*REQUIREMENT*
Lines holding the string "this" are the ones to copy; find them all in the data.

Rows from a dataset
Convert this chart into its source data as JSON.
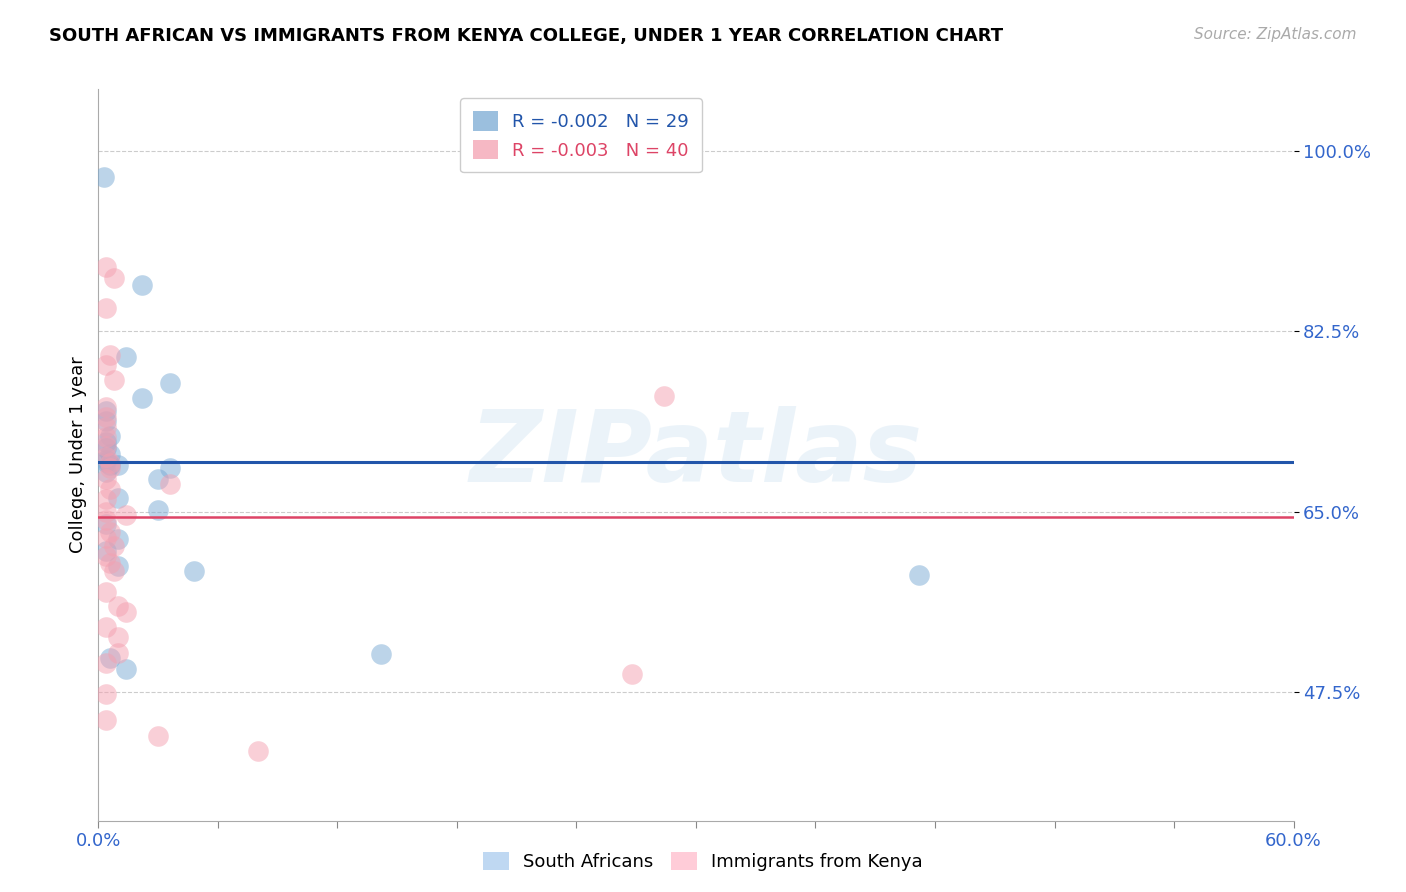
{
  "title": "SOUTH AFRICAN VS IMMIGRANTS FROM KENYA COLLEGE, UNDER 1 YEAR CORRELATION CHART",
  "source": "Source: ZipAtlas.com",
  "ylabel": "College, Under 1 year",
  "ytick_labels": [
    "100.0%",
    "82.5%",
    "65.0%",
    "47.5%"
  ],
  "ytick_values": [
    1.0,
    0.825,
    0.65,
    0.475
  ],
  "xlim": [
    0.0,
    0.6
  ],
  "ylim": [
    0.35,
    1.06
  ],
  "legend_entries": [
    {
      "label": "R = -0.002   N = 29",
      "color": "#7aaad4"
    },
    {
      "label": "R = -0.003   N = 40",
      "color": "#f4a0b0"
    }
  ],
  "legend_xlabel": [
    "South Africans",
    "Immigrants from Kenya"
  ],
  "blue_line_y": 0.698,
  "pink_line_y": 0.645,
  "blue_scatter": [
    [
      0.003,
      0.975
    ],
    [
      0.022,
      0.87
    ],
    [
      0.014,
      0.8
    ],
    [
      0.036,
      0.775
    ],
    [
      0.022,
      0.76
    ],
    [
      0.004,
      0.748
    ],
    [
      0.004,
      0.738
    ],
    [
      0.006,
      0.723
    ],
    [
      0.004,
      0.718
    ],
    [
      0.004,
      0.712
    ],
    [
      0.006,
      0.706
    ],
    [
      0.004,
      0.7
    ],
    [
      0.004,
      0.698
    ],
    [
      0.006,
      0.695
    ],
    [
      0.01,
      0.695
    ],
    [
      0.036,
      0.692
    ],
    [
      0.004,
      0.688
    ],
    [
      0.03,
      0.682
    ],
    [
      0.01,
      0.663
    ],
    [
      0.03,
      0.652
    ],
    [
      0.004,
      0.638
    ],
    [
      0.01,
      0.623
    ],
    [
      0.004,
      0.612
    ],
    [
      0.01,
      0.597
    ],
    [
      0.006,
      0.508
    ],
    [
      0.048,
      0.592
    ],
    [
      0.142,
      0.512
    ],
    [
      0.014,
      0.497
    ],
    [
      0.412,
      0.588
    ]
  ],
  "pink_scatter": [
    [
      0.004,
      0.887
    ],
    [
      0.008,
      0.877
    ],
    [
      0.004,
      0.848
    ],
    [
      0.006,
      0.802
    ],
    [
      0.004,
      0.792
    ],
    [
      0.008,
      0.778
    ],
    [
      0.284,
      0.762
    ],
    [
      0.004,
      0.752
    ],
    [
      0.004,
      0.742
    ],
    [
      0.004,
      0.732
    ],
    [
      0.004,
      0.722
    ],
    [
      0.004,
      0.714
    ],
    [
      0.004,
      0.703
    ],
    [
      0.006,
      0.697
    ],
    [
      0.006,
      0.692
    ],
    [
      0.004,
      0.682
    ],
    [
      0.036,
      0.677
    ],
    [
      0.006,
      0.672
    ],
    [
      0.004,
      0.662
    ],
    [
      0.004,
      0.65
    ],
    [
      0.014,
      0.647
    ],
    [
      0.004,
      0.642
    ],
    [
      0.006,
      0.63
    ],
    [
      0.004,
      0.624
    ],
    [
      0.008,
      0.617
    ],
    [
      0.004,
      0.607
    ],
    [
      0.006,
      0.6
    ],
    [
      0.008,
      0.592
    ],
    [
      0.004,
      0.572
    ],
    [
      0.01,
      0.558
    ],
    [
      0.014,
      0.553
    ],
    [
      0.004,
      0.538
    ],
    [
      0.01,
      0.528
    ],
    [
      0.01,
      0.513
    ],
    [
      0.004,
      0.503
    ],
    [
      0.268,
      0.492
    ],
    [
      0.004,
      0.473
    ],
    [
      0.004,
      0.448
    ],
    [
      0.03,
      0.432
    ],
    [
      0.08,
      0.418
    ]
  ],
  "blue_color": "#7aaad4",
  "pink_color": "#f4a0b0",
  "blue_line_color": "#2255aa",
  "pink_line_color": "#dd4466",
  "watermark": "ZIPatlas",
  "background_color": "#ffffff",
  "grid_color": "#cccccc"
}
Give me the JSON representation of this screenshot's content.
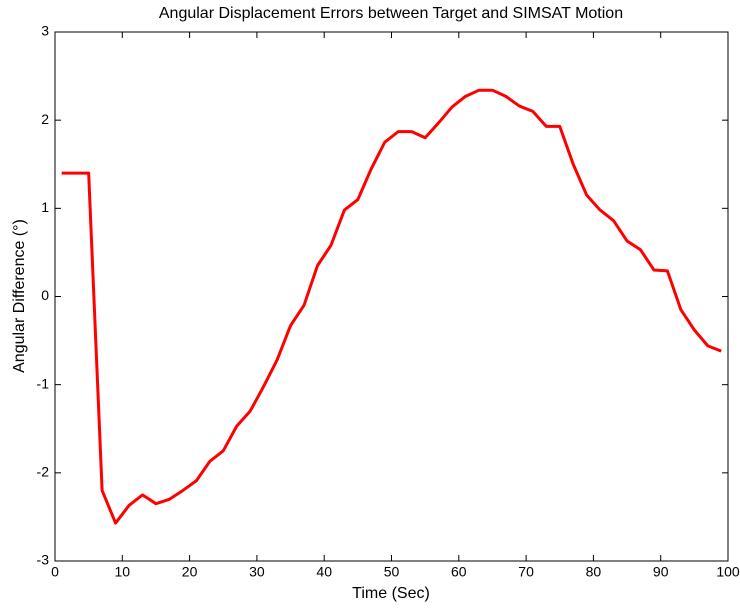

*EXERCISE RESPONSE*
Convert this chart into its source data as JSON.
Give me the JSON representation of this screenshot's content.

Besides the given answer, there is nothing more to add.